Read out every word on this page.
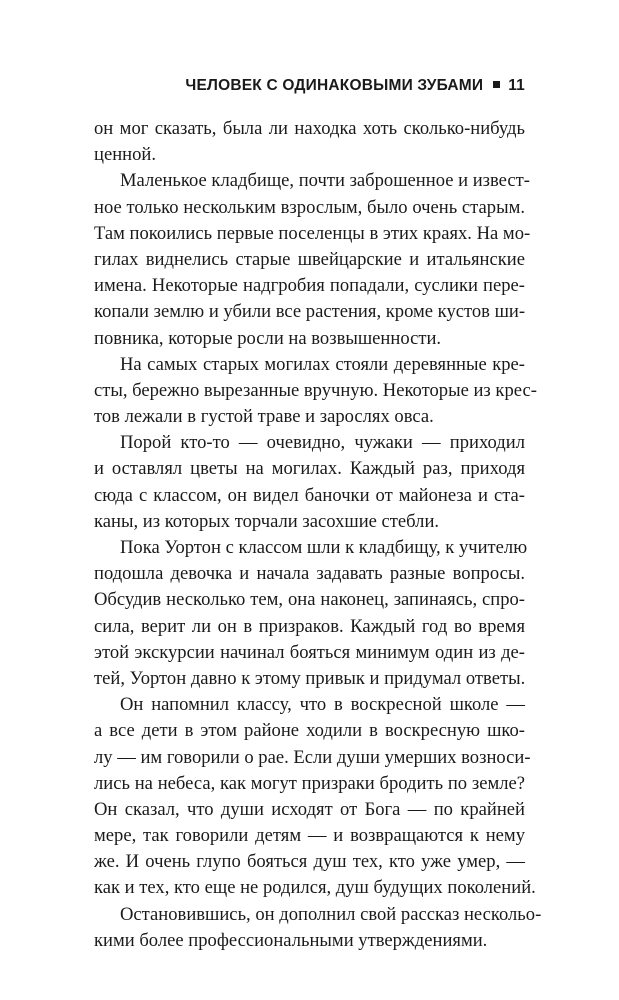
ЧЕЛОВЕК С ОДИНАКОВЫМИ ЗУБАМИ 11
он мог сказать, была ли находка хоть сколько-нибудь
ценной.
Маленькое кладбище, почти заброшенное и извест-
ное только нескольким взрослым, было очень старым.
Там покоились первые поселенцы в этих краях. На мо-
гилах виднелись старые швейцарские и итальянские
имена. Некоторые надгробия попадали, суслики пере-
копали землю и убили все растения, кроме кустов ши-
повника, которые росли на возвышенности.
На самых старых могилах стояли деревянные кре-
сты, бережно вырезанные вручную. Некоторые из крес-
тов лежали в густой траве и зарослях овса.
Порой кто-то — очевидно, чужаки — приходил
и оставлял цветы на могилах. Каждый раз, приходя
сюда с классом, он видел баночки от майонеза и ста-
каны, из которых торчали засохшие стебли.
Пока Уортон с классом шли к кладбищу, к учителю
подошла девочка и начала задавать разные вопросы.
Обсудив несколько тем, она наконец, запинаясь, спро-
сила, верит ли он в призраков. Каждый год во время
этой экскурсии начинал бояться минимум один из де-
тей, Уортон давно к этому привык и придумал ответы.
Он напомнил классу, что в воскресной школе —
а все дети в этом районе ходили в воскресную шко-
лу — им говорили о рае. Если души умерших возноси-
лись на небеса, как могут призраки бродить по земле?
Он сказал, что души исходят от Бога — по крайней
мере, так говорили детям — и возвращаются к нему
же. И очень глупо бояться душ тех, кто уже умер, —
как и тех, кто еще не родился, душ будущих поколений.
Остановившись, он дополнил свой рассказ нескольо-
кими более профессиональными утверждениями.
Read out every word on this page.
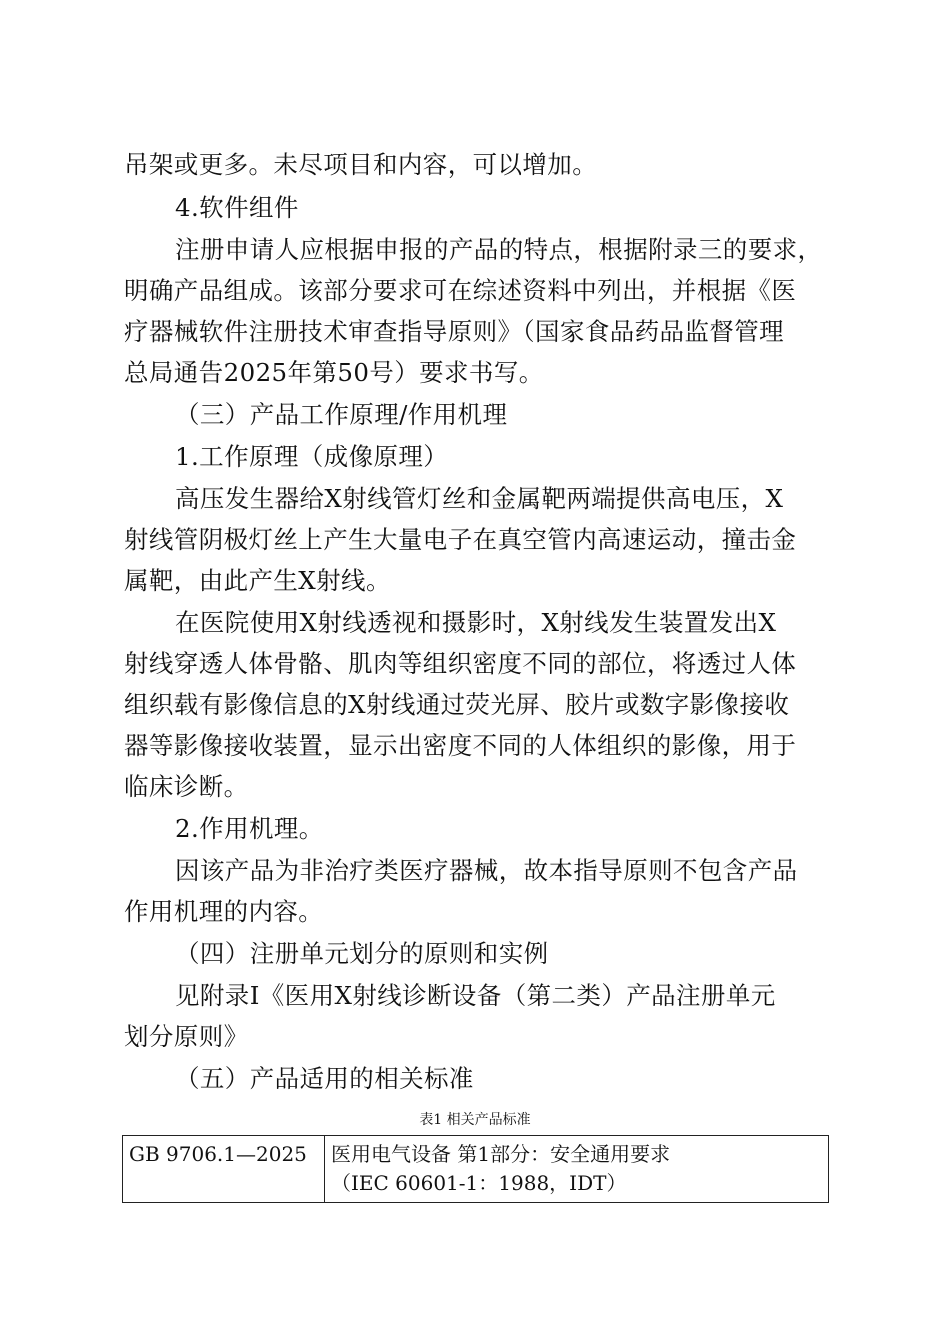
吊架或更多。未尽项目和内容，可以增加。
4.软件组件
注册申请人应根据申报的产品的特点，根据附录三的要求，
明确产品组成。该部分要求可在综述资料中列出，并根据《医
疗器械软件注册技术审查指导原则》（国家食品药品监督管理
总局通告2025年第50号）要求书写。
（三）产品工作原理/作用机理
1.工作原理（成像原理）
高压发生器给X射线管灯丝和金属靶两端提供高电压，X
射线管阴极灯丝上产生大量电子在真空管内高速运动，撞击金
属靶，由此产生X射线。
在医院使用X射线透视和摄影时，X射线发生装置发出X
射线穿透人体骨骼、肌肉等组织密度不同的部位，将透过人体
组织载有影像信息的X射线通过荧光屏、胶片或数字影像接收
器等影像接收装置，显示出密度不同的人体组织的影像，用于
临床诊断。
2.作用机理。
因该产品为非治疗类医疗器械，故本指导原则不包含产品
作用机理的内容。
（四）注册单元划分的原则和实例
见附录Ⅰ《医用X射线诊断设备（第二类）产品注册单元
划分原则》
（五）产品适用的相关标准
表1 相关产品标准
GB 9706.1—2025	医用电气设备 第1部分：安全通用要求
（IEC 60601-1：1988，IDT）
---
__TASK GOAL__
Keep the pictures out of the copy and write out the data exactly as it stands.

__TASK SOLUTION__
Read out every word on this page.
ЧЕЛОВЕК С ОДИНАКОВЫМИ ЗУБАМИ 11
он мог сказать, была ли находка хоть сколько-нибудь
ценной.
Маленькое кладбище, почти заброшенное и извест-
ное только нескольким взрослым, было очень старым.
Там покоились первые поселенцы в этих краях. На мо-
гилах виднелись старые швейцарские и итальянские
имена. Некоторые надгробия попадали, суслики пере-
копали землю и убили все растения, кроме кустов ши-
повника, которые росли на возвышенности.
На самых старых могилах стояли деревянные кре-
сты, бережно вырезанные вручную. Некоторые из крес-
тов лежали в густой траве и зарослях овса.
Порой кто-то — очевидно, чужаки — приходил
и оставлял цветы на могилах. Каждый раз, приходя
сюда с классом, он видел баночки от майонеза и ста-
каны, из которых торчали засохшие стебли.
Пока Уортон с классом шли к кладбищу, к учителю
подошла девочка и начала задавать разные вопросы.
Обсудив несколько тем, она наконец, запинаясь, спро-
сила, верит ли он в призраков. Каждый год во время
этой экскурсии начинал бояться минимум один из де-
тей, Уортон давно к этому привык и придумал ответы.
Он напомнил классу, что в воскресной школе —
а все дети в этом районе ходили в воскресную шко-
лу — им говорили о рае. Если души умерших возноси-
лись на небеса, как могут призраки бродить по земле?
Он сказал, что души исходят от Бога — по крайней
мере, так говорили детям — и возвращаются к нему
же. И очень глупо бояться душ тех, кто уже умер, —
как и тех, кто еще не родился, душ будущих поколений.
Остановившись, он дополнил свой рассказ нескольо-
кими более профессиональными утверждениями.
Read out every word on this page.
吊架或更多。未尽项目和内容，可以增加。
4.软件组件
注册申请人应根据申报的产品的特点，根据附录三的要求，
明确产品组成。该部分要求可在综述资料中列出，并根据《医
疗器械软件注册技术审查指导原则》（国家食品药品监督管理
总局通告2025年第50号）要求书写。
（三）产品工作原理/作用机理
1.工作原理（成像原理）
高压发生器给X射线管灯丝和金属靶两端提供高电压，X
射线管阴极灯丝上产生大量电子在真空管内高速运动，撞击金
属靶，由此产生X射线。
在医院使用X射线透视和摄影时，X射线发生装置发出X
射线穿透人体骨骼、肌肉等组织密度不同的部位，将透过人体
组织载有影像信息的X射线通过荧光屏、胶片或数字影像接收
器等影像接收装置，显示出密度不同的人体组织的影像，用于
临床诊断。
2.作用机理。
因该产品为非治疗类医疗器械，故本指导原则不包含产品
作用机理的内容。
（四）注册单元划分的原则和实例
见附录Ⅰ《医用X射线诊断设备（第二类）产品注册单元
划分原则》
（五）产品适用的相关标准
表1 相关产品标准
GB 9706.1—2025	医用电气设备 第1部分：安全通用要求
（IEC 60601-1：1988，IDT）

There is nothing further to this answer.